Extracted records:
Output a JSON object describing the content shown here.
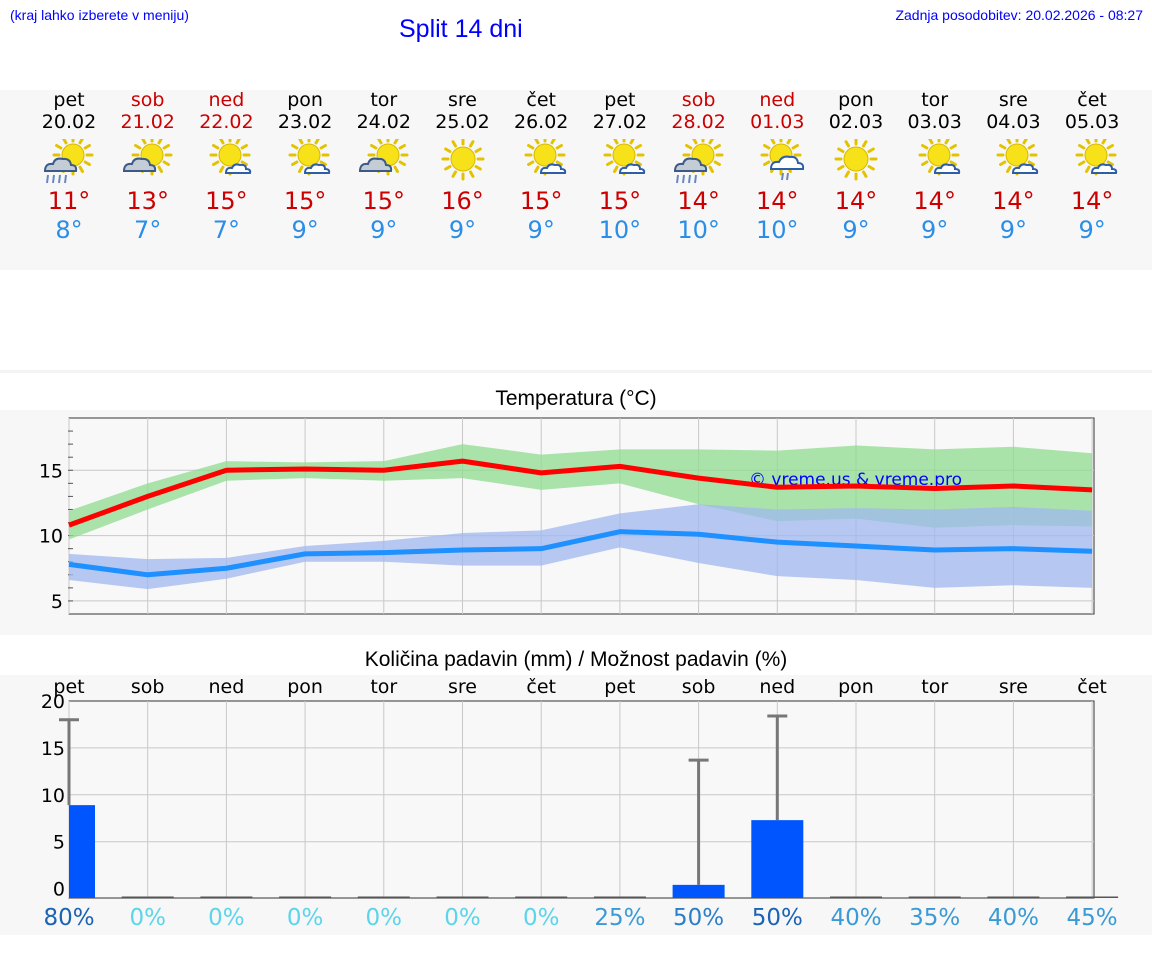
{
  "header": {
    "location_hint": "(kraj lahko izberete v meniju)",
    "title": "Split 14 dni",
    "updated": "Zadnja posodobitev: 20.02.2026 - 08:27"
  },
  "days": [
    {
      "name": "pet",
      "date": "20.02",
      "tmax": "11°",
      "tmin": "8°",
      "weekend": false,
      "icon": "sun-cloud-rain-icon",
      "rain_pct": "80%",
      "pct_color": "#1a63b5"
    },
    {
      "name": "sob",
      "date": "21.02",
      "tmax": "13°",
      "tmin": "7°",
      "weekend": true,
      "icon": "sun-cloud-icon",
      "rain_pct": "0%",
      "pct_color": "#5cd4ec"
    },
    {
      "name": "ned",
      "date": "22.02",
      "tmax": "15°",
      "tmin": "7°",
      "weekend": true,
      "icon": "sun-small-cloud-icon",
      "rain_pct": "0%",
      "pct_color": "#5cd4ec"
    },
    {
      "name": "pon",
      "date": "23.02",
      "tmax": "15°",
      "tmin": "9°",
      "weekend": false,
      "icon": "sun-small-cloud-icon",
      "rain_pct": "0%",
      "pct_color": "#5cd4ec"
    },
    {
      "name": "tor",
      "date": "24.02",
      "tmax": "15°",
      "tmin": "9°",
      "weekend": false,
      "icon": "sun-cloud-icon",
      "rain_pct": "0%",
      "pct_color": "#5cd4ec"
    },
    {
      "name": "sre",
      "date": "25.02",
      "tmax": "16°",
      "tmin": "9°",
      "weekend": false,
      "icon": "sun-icon",
      "rain_pct": "0%",
      "pct_color": "#5cd4ec"
    },
    {
      "name": "čet",
      "date": "26.02",
      "tmax": "15°",
      "tmin": "9°",
      "weekend": false,
      "icon": "sun-small-cloud-icon",
      "rain_pct": "0%",
      "pct_color": "#5cd4ec"
    },
    {
      "name": "pet",
      "date": "27.02",
      "tmax": "15°",
      "tmin": "10°",
      "weekend": false,
      "icon": "sun-small-cloud-icon",
      "rain_pct": "25%",
      "pct_color": "#3a9ad6"
    },
    {
      "name": "sob",
      "date": "28.02",
      "tmax": "14°",
      "tmin": "10°",
      "weekend": true,
      "icon": "sun-cloud-rain-icon",
      "rain_pct": "50%",
      "pct_color": "#2b7fc8"
    },
    {
      "name": "ned",
      "date": "01.03",
      "tmax": "14°",
      "tmin": "10°",
      "weekend": true,
      "icon": "sun-cloud-light-rain-icon",
      "rain_pct": "50%",
      "pct_color": "#1a63b5"
    },
    {
      "name": "pon",
      "date": "02.03",
      "tmax": "14°",
      "tmin": "9°",
      "weekend": false,
      "icon": "sun-icon",
      "rain_pct": "40%",
      "pct_color": "#3a9ad6"
    },
    {
      "name": "tor",
      "date": "03.03",
      "tmax": "14°",
      "tmin": "9°",
      "weekend": false,
      "icon": "sun-small-cloud-icon",
      "rain_pct": "35%",
      "pct_color": "#3a9ad6"
    },
    {
      "name": "sre",
      "date": "04.03",
      "tmax": "14°",
      "tmin": "9°",
      "weekend": false,
      "icon": "sun-small-cloud-icon",
      "rain_pct": "40%",
      "pct_color": "#3a9ad6"
    },
    {
      "name": "čet",
      "date": "05.03",
      "tmax": "14°",
      "tmin": "9°",
      "weekend": false,
      "icon": "sun-small-cloud-icon",
      "rain_pct": "45%",
      "pct_color": "#3a9ad6"
    }
  ],
  "chart_data": [
    {
      "type": "line",
      "title": "Temperatura (°C)",
      "watermark": "© vreme.us & vreme.pro",
      "ylim": [
        4,
        19
      ],
      "yticks": [
        5,
        10,
        15
      ],
      "x_days": 14,
      "series": [
        {
          "name": "max",
          "color": "#ff0000",
          "values": [
            10.8,
            13.0,
            15.0,
            15.1,
            15.0,
            15.7,
            14.8,
            15.3,
            14.4,
            13.7,
            13.8,
            13.6,
            13.8,
            13.5
          ],
          "band_low": [
            9.7,
            12.0,
            14.2,
            14.4,
            14.2,
            14.4,
            13.5,
            14.0,
            12.4,
            11.1,
            11.3,
            10.6,
            10.8,
            10.7
          ],
          "band_high": [
            11.9,
            14.0,
            15.7,
            15.6,
            15.7,
            17.0,
            16.2,
            16.6,
            16.6,
            16.5,
            16.9,
            16.6,
            16.8,
            16.3
          ],
          "band_color": "#8fdc8f"
        },
        {
          "name": "min",
          "color": "#1e90ff",
          "values": [
            7.8,
            7.0,
            7.5,
            8.6,
            8.7,
            8.9,
            9.0,
            10.3,
            10.1,
            9.5,
            9.2,
            8.9,
            9.0,
            8.8
          ],
          "band_low": [
            6.6,
            5.9,
            6.7,
            8.0,
            8.0,
            7.7,
            7.7,
            9.1,
            7.9,
            6.9,
            6.6,
            6.0,
            6.2,
            6.0
          ],
          "band_high": [
            8.6,
            8.2,
            8.3,
            9.2,
            9.6,
            10.2,
            10.4,
            11.7,
            12.4,
            12.0,
            12.1,
            12.0,
            12.2,
            11.9
          ],
          "band_color": "#a0b8f0"
        }
      ]
    },
    {
      "type": "bar",
      "title": "Količina padavin (mm) / Možnost padavin (%)",
      "ylim": [
        -1,
        20
      ],
      "yticks": [
        0,
        5,
        10,
        15,
        20
      ],
      "categories": [
        "pet",
        "sob",
        "ned",
        "pon",
        "tor",
        "sre",
        "čet",
        "pet",
        "sob",
        "ned",
        "pon",
        "tor",
        "sre",
        "čet"
      ],
      "values": [
        8.9,
        0,
        0,
        0,
        0,
        0,
        0,
        0,
        0.4,
        7.3,
        0,
        0,
        0,
        0
      ],
      "error_high": [
        18,
        0,
        0,
        0,
        0,
        0,
        0,
        0,
        13.7,
        18.4,
        0,
        0,
        0,
        0
      ],
      "bar_color": "#0055ff"
    }
  ]
}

Request:
All the lines above are to be given again exactly as they read, with the pictures removed.

Answer to the problem:
Output a JSON object describing the content shown here.
{
  "header": {
    "location_hint": "(kraj lahko izberete v meniju)",
    "title": "Split 14 dni",
    "updated": "Zadnja posodobitev: 20.02.2026 - 08:27"
  },
  "days": [
    {
      "name": "pet",
      "date": "20.02",
      "tmax": "11°",
      "tmin": "8°",
      "weekend": false,
      "icon": "sun-cloud-rain-icon",
      "rain_pct": "80%",
      "pct_color": "#1a63b5"
    },
    {
      "name": "sob",
      "date": "21.02",
      "tmax": "13°",
      "tmin": "7°",
      "weekend": true,
      "icon": "sun-cloud-icon",
      "rain_pct": "0%",
      "pct_color": "#5cd4ec"
    },
    {
      "name": "ned",
      "date": "22.02",
      "tmax": "15°",
      "tmin": "7°",
      "weekend": true,
      "icon": "sun-small-cloud-icon",
      "rain_pct": "0%",
      "pct_color": "#5cd4ec"
    },
    {
      "name": "pon",
      "date": "23.02",
      "tmax": "15°",
      "tmin": "9°",
      "weekend": false,
      "icon": "sun-small-cloud-icon",
      "rain_pct": "0%",
      "pct_color": "#5cd4ec"
    },
    {
      "name": "tor",
      "date": "24.02",
      "tmax": "15°",
      "tmin": "9°",
      "weekend": false,
      "icon": "sun-cloud-icon",
      "rain_pct": "0%",
      "pct_color": "#5cd4ec"
    },
    {
      "name": "sre",
      "date": "25.02",
      "tmax": "16°",
      "tmin": "9°",
      "weekend": false,
      "icon": "sun-icon",
      "rain_pct": "0%",
      "pct_color": "#5cd4ec"
    },
    {
      "name": "čet",
      "date": "26.02",
      "tmax": "15°",
      "tmin": "9°",
      "weekend": false,
      "icon": "sun-small-cloud-icon",
      "rain_pct": "0%",
      "pct_color": "#5cd4ec"
    },
    {
      "name": "pet",
      "date": "27.02",
      "tmax": "15°",
      "tmin": "10°",
      "weekend": false,
      "icon": "sun-small-cloud-icon",
      "rain_pct": "25%",
      "pct_color": "#3a9ad6"
    },
    {
      "name": "sob",
      "date": "28.02",
      "tmax": "14°",
      "tmin": "10°",
      "weekend": true,
      "icon": "sun-cloud-rain-icon",
      "rain_pct": "50%",
      "pct_color": "#2b7fc8"
    },
    {
      "name": "ned",
      "date": "01.03",
      "tmax": "14°",
      "tmin": "10°",
      "weekend": true,
      "icon": "sun-cloud-light-rain-icon",
      "rain_pct": "50%",
      "pct_color": "#1a63b5"
    },
    {
      "name": "pon",
      "date": "02.03",
      "tmax": "14°",
      "tmin": "9°",
      "weekend": false,
      "icon": "sun-icon",
      "rain_pct": "40%",
      "pct_color": "#3a9ad6"
    },
    {
      "name": "tor",
      "date": "03.03",
      "tmax": "14°",
      "tmin": "9°",
      "weekend": false,
      "icon": "sun-small-cloud-icon",
      "rain_pct": "35%",
      "pct_color": "#3a9ad6"
    },
    {
      "name": "sre",
      "date": "04.03",
      "tmax": "14°",
      "tmin": "9°",
      "weekend": false,
      "icon": "sun-small-cloud-icon",
      "rain_pct": "40%",
      "pct_color": "#3a9ad6"
    },
    {
      "name": "čet",
      "date": "05.03",
      "tmax": "14°",
      "tmin": "9°",
      "weekend": false,
      "icon": "sun-small-cloud-icon",
      "rain_pct": "45%",
      "pct_color": "#3a9ad6"
    }
  ],
  "chart_data": [
    {
      "type": "line",
      "title": "Temperatura (°C)",
      "watermark": "© vreme.us & vreme.pro",
      "ylim": [
        4,
        19
      ],
      "yticks": [
        5,
        10,
        15
      ],
      "x_days": 14,
      "series": [
        {
          "name": "max",
          "color": "#ff0000",
          "values": [
            10.8,
            13.0,
            15.0,
            15.1,
            15.0,
            15.7,
            14.8,
            15.3,
            14.4,
            13.7,
            13.8,
            13.6,
            13.8,
            13.5
          ],
          "band_low": [
            9.7,
            12.0,
            14.2,
            14.4,
            14.2,
            14.4,
            13.5,
            14.0,
            12.4,
            11.1,
            11.3,
            10.6,
            10.8,
            10.7
          ],
          "band_high": [
            11.9,
            14.0,
            15.7,
            15.6,
            15.7,
            17.0,
            16.2,
            16.6,
            16.6,
            16.5,
            16.9,
            16.6,
            16.8,
            16.3
          ],
          "band_color": "#8fdc8f"
        },
        {
          "name": "min",
          "color": "#1e90ff",
          "values": [
            7.8,
            7.0,
            7.5,
            8.6,
            8.7,
            8.9,
            9.0,
            10.3,
            10.1,
            9.5,
            9.2,
            8.9,
            9.0,
            8.8
          ],
          "band_low": [
            6.6,
            5.9,
            6.7,
            8.0,
            8.0,
            7.7,
            7.7,
            9.1,
            7.9,
            6.9,
            6.6,
            6.0,
            6.2,
            6.0
          ],
          "band_high": [
            8.6,
            8.2,
            8.3,
            9.2,
            9.6,
            10.2,
            10.4,
            11.7,
            12.4,
            12.0,
            12.1,
            12.0,
            12.2,
            11.9
          ],
          "band_color": "#a0b8f0"
        }
      ]
    },
    {
      "type": "bar",
      "title": "Količina padavin (mm) / Možnost padavin (%)",
      "ylim": [
        -1,
        20
      ],
      "yticks": [
        0,
        5,
        10,
        15,
        20
      ],
      "categories": [
        "pet",
        "sob",
        "ned",
        "pon",
        "tor",
        "sre",
        "čet",
        "pet",
        "sob",
        "ned",
        "pon",
        "tor",
        "sre",
        "čet"
      ],
      "values": [
        8.9,
        0,
        0,
        0,
        0,
        0,
        0,
        0,
        0.4,
        7.3,
        0,
        0,
        0,
        0
      ],
      "error_high": [
        18,
        0,
        0,
        0,
        0,
        0,
        0,
        0,
        13.7,
        18.4,
        0,
        0,
        0,
        0
      ],
      "bar_color": "#0055ff"
    }
  ]
}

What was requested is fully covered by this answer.